From the entries that follow, pick out all lines holding "data".

== SOURCE MATERIAL ==

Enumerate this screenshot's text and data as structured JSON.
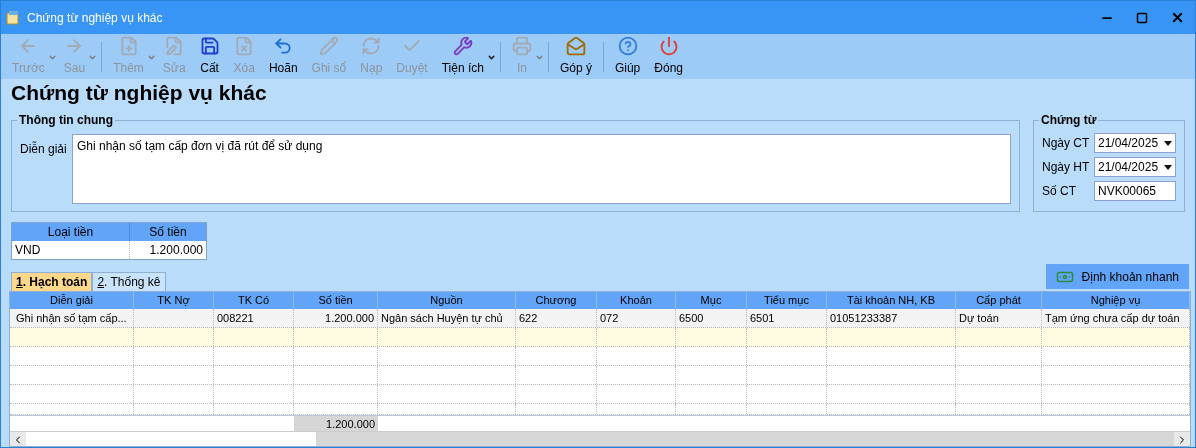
{
  "window": {
    "title": "Chứng từ nghiệp vụ khác"
  },
  "toolbar": [
    [
      {
        "label": "Trước",
        "disabled": true,
        "dropdown": true
      },
      {
        "label": "Sau",
        "disabled": true,
        "dropdown": true
      }
    ],
    [
      {
        "label": "Thêm",
        "disabled": true,
        "dropdown": true
      },
      {
        "label": "Sửa",
        "disabled": true,
        "dropdown": false
      },
      {
        "label": "Cất",
        "disabled": false,
        "dropdown": false
      },
      {
        "label": "Xóa",
        "disabled": true,
        "dropdown": false
      },
      {
        "label": "Hoãn",
        "disabled": false,
        "dropdown": false
      },
      {
        "label": "Ghi sổ",
        "disabled": true,
        "dropdown": false
      },
      {
        "label": "Nạp",
        "disabled": true,
        "dropdown": false
      },
      {
        "label": "Duyệt",
        "disabled": true,
        "dropdown": false
      },
      {
        "label": "Tiện ích",
        "disabled": false,
        "dropdown": true
      }
    ],
    [
      {
        "label": "In",
        "disabled": true,
        "dropdown": true
      }
    ],
    [
      {
        "label": "Góp ý",
        "disabled": false,
        "dropdown": false
      }
    ],
    [
      {
        "label": "Giúp",
        "disabled": false,
        "dropdown": false
      },
      {
        "label": "Đóng",
        "disabled": false,
        "dropdown": false
      }
    ]
  ],
  "heading": "Chứng từ nghiệp vụ khác",
  "general": {
    "title": "Thông tin chung",
    "label": "Diễn giải",
    "value": "Ghi nhận số tạm cấp đơn vị đã rút để sử dụng"
  },
  "voucher": {
    "title": "Chứng từ",
    "fields": [
      {
        "label": "Ngày CT",
        "value": "21/04/2025",
        "kind": "date"
      },
      {
        "label": "Ngày HT",
        "value": "21/04/2025",
        "kind": "date"
      },
      {
        "label": "Số CT",
        "value": "NVK00065",
        "kind": "text"
      }
    ]
  },
  "currency_table": {
    "columns": [
      "Loại tiền",
      "Số tiền"
    ],
    "rows": [
      [
        "VND",
        "1.200.000"
      ]
    ]
  },
  "tabs": [
    {
      "label": "1. Hạch toán",
      "selected": true
    },
    {
      "label": "2. Thống kê",
      "selected": false
    }
  ],
  "quick_button": "Định khoản nhanh",
  "grid": {
    "columns": [
      "Diễn giải",
      "TK Nợ",
      "TK Có",
      "Số tiền",
      "Nguồn",
      "Chương",
      "Khoản",
      "Mục",
      "Tiểu mục",
      "Tài khoản NH, KB",
      "Cấp phát",
      "Nghiệp vụ"
    ],
    "rows": [
      [
        "Ghi nhận số tạm cấp...",
        "",
        "008221",
        "1.200.000",
        "Ngân sách Huyện tự chủ",
        "622",
        "072",
        "6500",
        "6501",
        "01051233387",
        "Dự toán",
        "Tạm ứng chưa cấp dự toán"
      ]
    ],
    "total": "1.200.000"
  }
}
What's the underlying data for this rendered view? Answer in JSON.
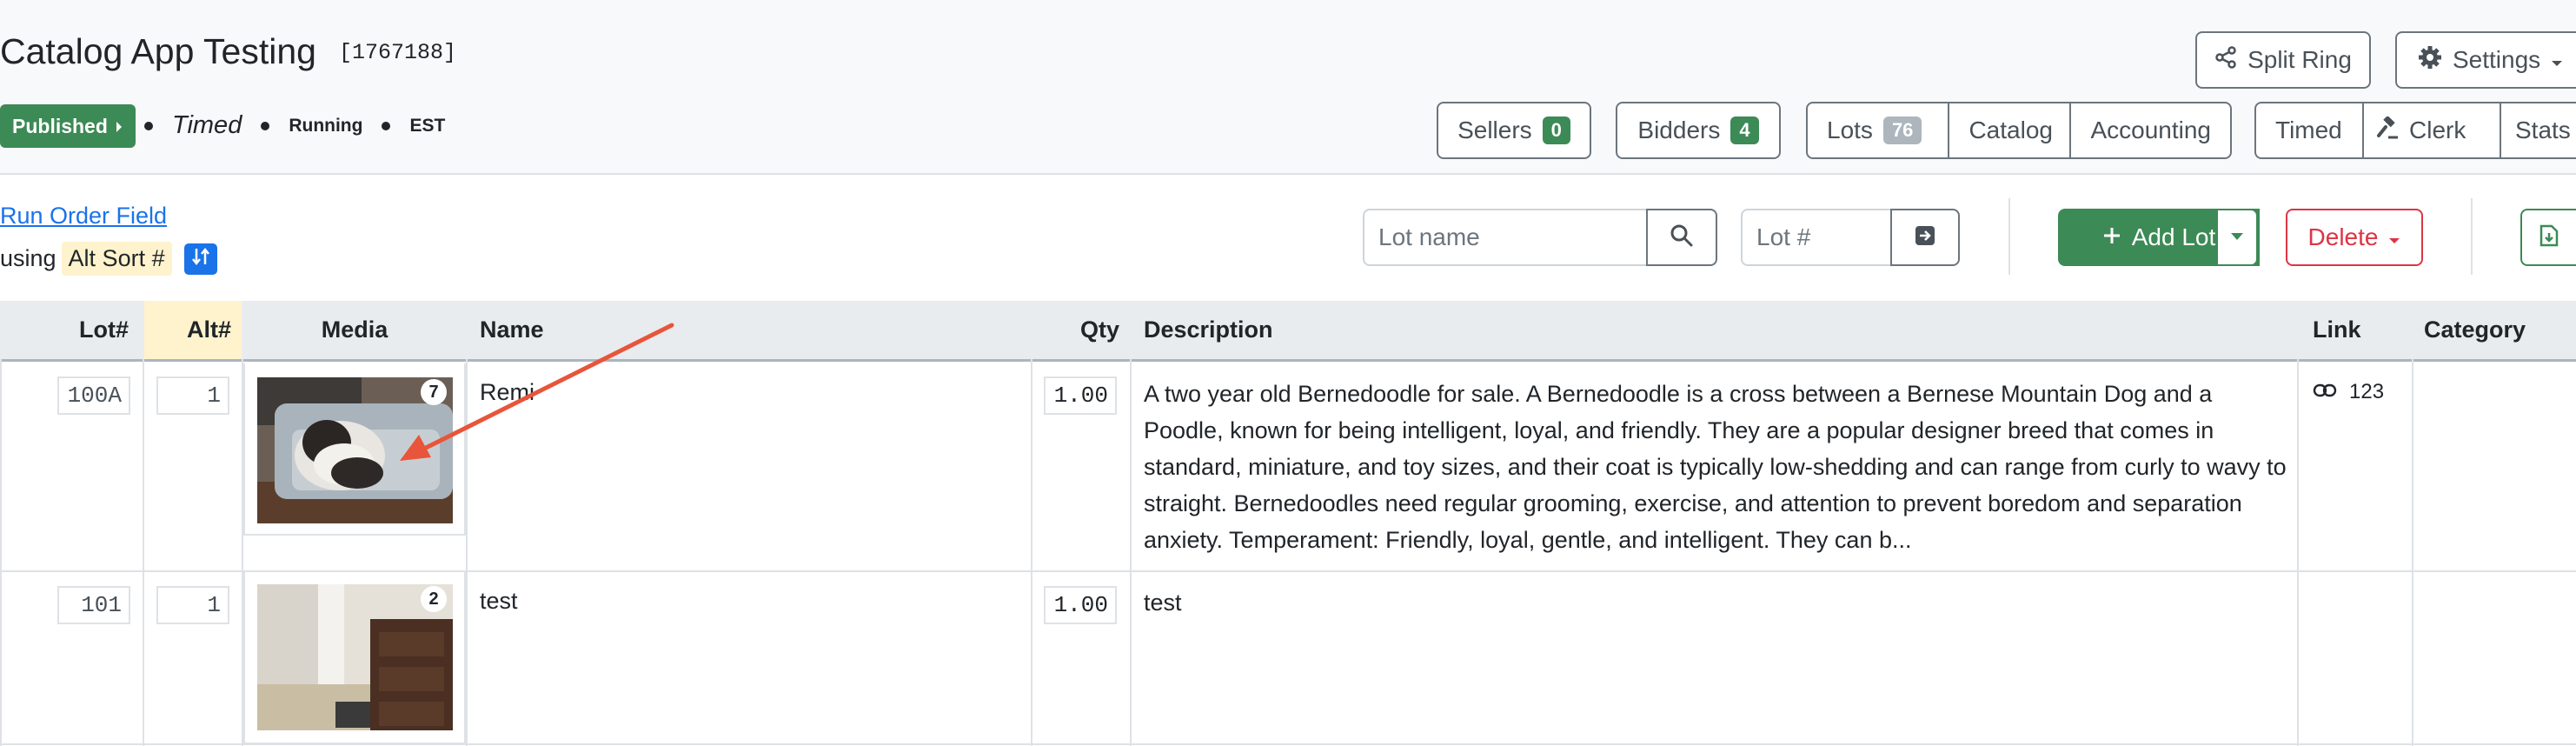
{
  "header": {
    "title": "Catalog App Testing",
    "app_id": "[1767188]",
    "status_button": "Published",
    "meta": [
      "Timed",
      "Running",
      "EST"
    ],
    "split_ring": "Split Ring",
    "settings": "Settings",
    "sellers": {
      "label": "Sellers",
      "count": "0"
    },
    "bidders": {
      "label": "Bidders",
      "count": "4"
    },
    "nav_group_1": [
      {
        "label": "Lots",
        "count": "76"
      },
      {
        "label": "Catalog"
      },
      {
        "label": "Accounting"
      }
    ],
    "nav_group_2": [
      {
        "label": "Timed"
      },
      {
        "label": "Clerk"
      },
      {
        "label": "Stats"
      }
    ]
  },
  "toolbar": {
    "run_order_link": "Run Order Field",
    "using_label": "using",
    "sort_field": "Alt Sort #",
    "lot_name_placeholder": "Lot name",
    "lot_num_placeholder": "Lot #",
    "add_lot": "Add Lot",
    "delete": "Delete"
  },
  "table": {
    "headers": {
      "lot": "Lot#",
      "alt": "Alt#",
      "media": "Media",
      "name": "Name",
      "qty": "Qty",
      "description": "Description",
      "link": "Link",
      "category": "Category"
    },
    "rows": [
      {
        "lot": "100A",
        "alt": "1",
        "media_count": "7",
        "name": "Remi",
        "qty": "1.00",
        "description": "A two year old Bernedoodle for sale. A Bernedoodle is a cross between a Bernese Mountain Dog and a Poodle, known for being intelligent, loyal, and friendly. They are a popular designer breed that comes in standard, miniature, and toy sizes, and their coat is typically low-shedding and can range from curly to wavy to straight. Bernedoodles need regular grooming, exercise, and attention to prevent boredom and separation anxiety.  Temperament: Friendly, loyal, gentle, and intelligent. They can b...",
        "link": "123",
        "category": ""
      },
      {
        "lot": "101",
        "alt": "1",
        "media_count": "2",
        "name": "test",
        "qty": "1.00",
        "description": "test",
        "link": "",
        "category": ""
      }
    ]
  },
  "colors": {
    "accent_green": "#3c8a55",
    "delete_red": "#dc3545",
    "link_blue": "#1a73e8",
    "alt_highlight": "#fff3cd",
    "arrow_red": "#e8553a"
  }
}
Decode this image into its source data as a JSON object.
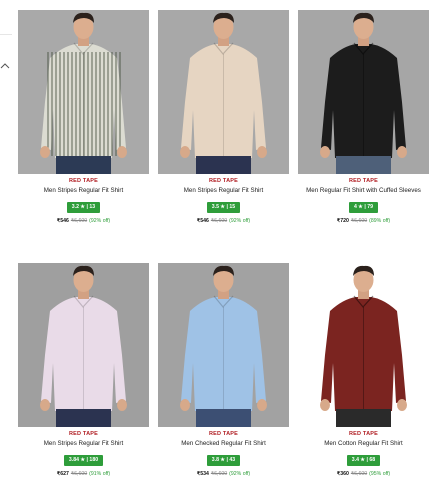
{
  "products": [
    {
      "brand": "RED TAPE",
      "name": "Men Stripes Regular Fit Shirt",
      "rating": "3.2 ★ | 13",
      "price": "₹546",
      "mrp": "₹6,600",
      "off": "(92% off)",
      "bg": "#a9a9a9",
      "shirt": "#dcdcd2",
      "stripes": true,
      "pants": "#2c3a55"
    },
    {
      "brand": "RED TAPE",
      "name": "Men Stripes Regular Fit Shirt",
      "rating": "3.5 ★ | 15",
      "price": "₹546",
      "mrp": "₹6,600",
      "off": "(92% off)",
      "bg": "#a8a8a8",
      "shirt": "#e6d5c2",
      "stripes": false,
      "pants": "#2b3350"
    },
    {
      "brand": "RED TAPE",
      "name": "Men Regular Fit Shirt with Cuffed Sleeves",
      "rating": "4 ★ | 79",
      "price": "₹720",
      "mrp": "₹6,600",
      "off": "(89% off)",
      "bg": "#a6a6a6",
      "shirt": "#1c1c1c",
      "stripes": false,
      "pants": "#4e6079"
    },
    {
      "brand": "RED TAPE",
      "name": "Men Stripes Regular Fit Shirt",
      "rating": "3.84 ★ | 180",
      "price": "₹627",
      "mrp": "₹6,600",
      "off": "(91% off)",
      "bg": "#9f9f9f",
      "shirt": "#e9dbe8",
      "stripes": false,
      "pants": "#2b3350"
    },
    {
      "brand": "RED TAPE",
      "name": "Men Checked Regular Fit Shirt",
      "rating": "3.8 ★ | 43",
      "price": "₹534",
      "mrp": "₹6,600",
      "off": "(92% off)",
      "bg": "#a2a2a2",
      "shirt": "#9fc2e6",
      "stripes": false,
      "pants": "#3c4f73"
    },
    {
      "brand": "RED TAPE",
      "name": "Men Cotton Regular Fit Shirt",
      "rating": "3.4 ★ | 68",
      "price": "₹360",
      "mrp": "₹6,600",
      "off": "(95% off)",
      "bg": "#ffffff",
      "shirt": "#7b2420",
      "stripes": false,
      "pants": "#2a2a2a"
    }
  ]
}
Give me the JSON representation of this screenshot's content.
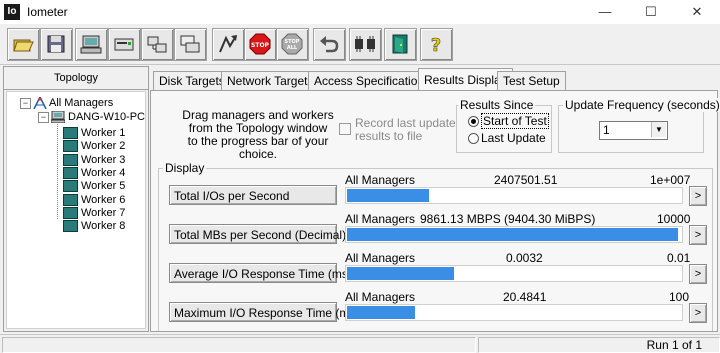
{
  "window": {
    "icon_text": "Io",
    "title": "Iometer"
  },
  "toolbar": {
    "icons": [
      "open-icon",
      "save-icon",
      "new-manager-icon",
      "new-disk-worker-icon",
      "new-network-worker-icon",
      "duplicate-worker-icon",
      "start-icon",
      "stop-icon",
      "stop-all-icon",
      "reset-workers-icon",
      "disconnect-icon",
      "exit-icon",
      "help-icon"
    ]
  },
  "topology": {
    "header": "Topology",
    "root": "All Managers",
    "manager": "DANG-W10-PC",
    "workers": [
      "Worker 1",
      "Worker 2",
      "Worker 3",
      "Worker 4",
      "Worker 5",
      "Worker 6",
      "Worker 7",
      "Worker 8"
    ]
  },
  "tabs": [
    "Disk Targets",
    "Network Targets",
    "Access Specifications",
    "Results Display",
    "Test Setup"
  ],
  "active_tab": "Results Display",
  "drag_instructions": [
    "Drag managers and workers",
    "from the Topology window",
    "to the progress bar of your choice."
  ],
  "record_last_update": {
    "label_line1": "Record last update",
    "label_line2": "results to file",
    "checked": false
  },
  "results_since": {
    "label": "Results Since",
    "options": [
      "Start of Test",
      "Last Update"
    ],
    "selected": "Start of Test"
  },
  "update_frequency": {
    "label": "Update Frequency (seconds)",
    "value": "1"
  },
  "display": {
    "label": "Display",
    "metrics": [
      {
        "button": "Total I/Os per Second",
        "scope": "All Managers",
        "value": "2407501.51",
        "max": "1e+007",
        "fill": 0.245
      },
      {
        "button": "Total MBs per Second (Decimal)",
        "scope": "All Managers",
        "value": "9861.13 MBPS (9404.30 MiBPS)",
        "max": "10000",
        "fill": 0.99
      },
      {
        "button": "Average I/O Response Time (ms)",
        "scope": "All Managers",
        "value": "0.0032",
        "max": "0.01",
        "fill": 0.32
      },
      {
        "button": "Maximum I/O Response Time (ms)",
        "scope": "All Managers",
        "value": "20.4841",
        "max": "100",
        "fill": 0.205
      }
    ],
    "more_button": ">"
  },
  "status": {
    "run": "Run 1 of 1"
  },
  "colors": {
    "bar": "#3a8ee6",
    "worker_icon": "#2a7a7a"
  }
}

===

COMPLETE OUTPUT:
Enumerate this screenshot's text and data as structured JSON.
What's the underlying data for this rendered view? Answer in JSON.
Decode this image into its source data as a JSON object.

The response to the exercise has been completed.